### Required work
Go through the records and extract every line with the word "călcatul".

### Data entries

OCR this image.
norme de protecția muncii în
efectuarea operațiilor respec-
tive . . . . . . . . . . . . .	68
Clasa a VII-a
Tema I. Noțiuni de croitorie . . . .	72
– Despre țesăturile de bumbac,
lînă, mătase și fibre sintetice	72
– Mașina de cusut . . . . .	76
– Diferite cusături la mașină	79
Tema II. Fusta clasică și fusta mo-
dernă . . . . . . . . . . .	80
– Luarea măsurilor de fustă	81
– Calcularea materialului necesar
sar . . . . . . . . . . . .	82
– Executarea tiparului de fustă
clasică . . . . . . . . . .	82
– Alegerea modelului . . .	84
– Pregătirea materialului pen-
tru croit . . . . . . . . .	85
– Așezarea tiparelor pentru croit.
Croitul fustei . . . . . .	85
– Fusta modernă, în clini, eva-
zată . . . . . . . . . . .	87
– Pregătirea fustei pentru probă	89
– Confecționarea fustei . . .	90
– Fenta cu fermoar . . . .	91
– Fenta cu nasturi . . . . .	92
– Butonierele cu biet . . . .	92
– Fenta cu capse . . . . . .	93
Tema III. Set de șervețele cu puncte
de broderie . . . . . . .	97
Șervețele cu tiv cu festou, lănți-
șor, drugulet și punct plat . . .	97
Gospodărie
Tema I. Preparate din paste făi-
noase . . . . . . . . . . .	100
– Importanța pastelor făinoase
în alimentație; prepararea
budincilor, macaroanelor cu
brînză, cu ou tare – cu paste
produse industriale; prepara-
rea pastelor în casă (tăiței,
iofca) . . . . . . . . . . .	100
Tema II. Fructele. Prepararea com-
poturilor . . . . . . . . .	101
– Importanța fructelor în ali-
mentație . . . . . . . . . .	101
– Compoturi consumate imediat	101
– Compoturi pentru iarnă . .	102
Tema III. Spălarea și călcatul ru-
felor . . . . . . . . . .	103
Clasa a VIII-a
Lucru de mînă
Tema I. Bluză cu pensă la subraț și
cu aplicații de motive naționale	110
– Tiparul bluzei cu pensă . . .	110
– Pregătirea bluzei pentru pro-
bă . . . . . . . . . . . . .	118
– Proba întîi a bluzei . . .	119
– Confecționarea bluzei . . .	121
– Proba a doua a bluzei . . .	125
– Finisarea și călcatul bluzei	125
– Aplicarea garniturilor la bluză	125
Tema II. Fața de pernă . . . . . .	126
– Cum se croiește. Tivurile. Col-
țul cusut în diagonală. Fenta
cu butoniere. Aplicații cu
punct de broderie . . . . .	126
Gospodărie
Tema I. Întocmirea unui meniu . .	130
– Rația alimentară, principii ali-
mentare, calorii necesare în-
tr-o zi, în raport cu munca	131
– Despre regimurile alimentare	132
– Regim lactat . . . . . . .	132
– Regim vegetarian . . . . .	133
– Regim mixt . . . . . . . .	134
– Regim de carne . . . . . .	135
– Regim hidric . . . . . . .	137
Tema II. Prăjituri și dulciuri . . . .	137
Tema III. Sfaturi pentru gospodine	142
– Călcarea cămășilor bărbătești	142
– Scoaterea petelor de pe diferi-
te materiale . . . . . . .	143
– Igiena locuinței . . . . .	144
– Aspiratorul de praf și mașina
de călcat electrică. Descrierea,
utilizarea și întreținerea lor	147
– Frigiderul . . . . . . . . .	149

### Answer to this exercise
Tema III. Spălarea și călcatul ru-
– Finisarea și călcatul bluzei	125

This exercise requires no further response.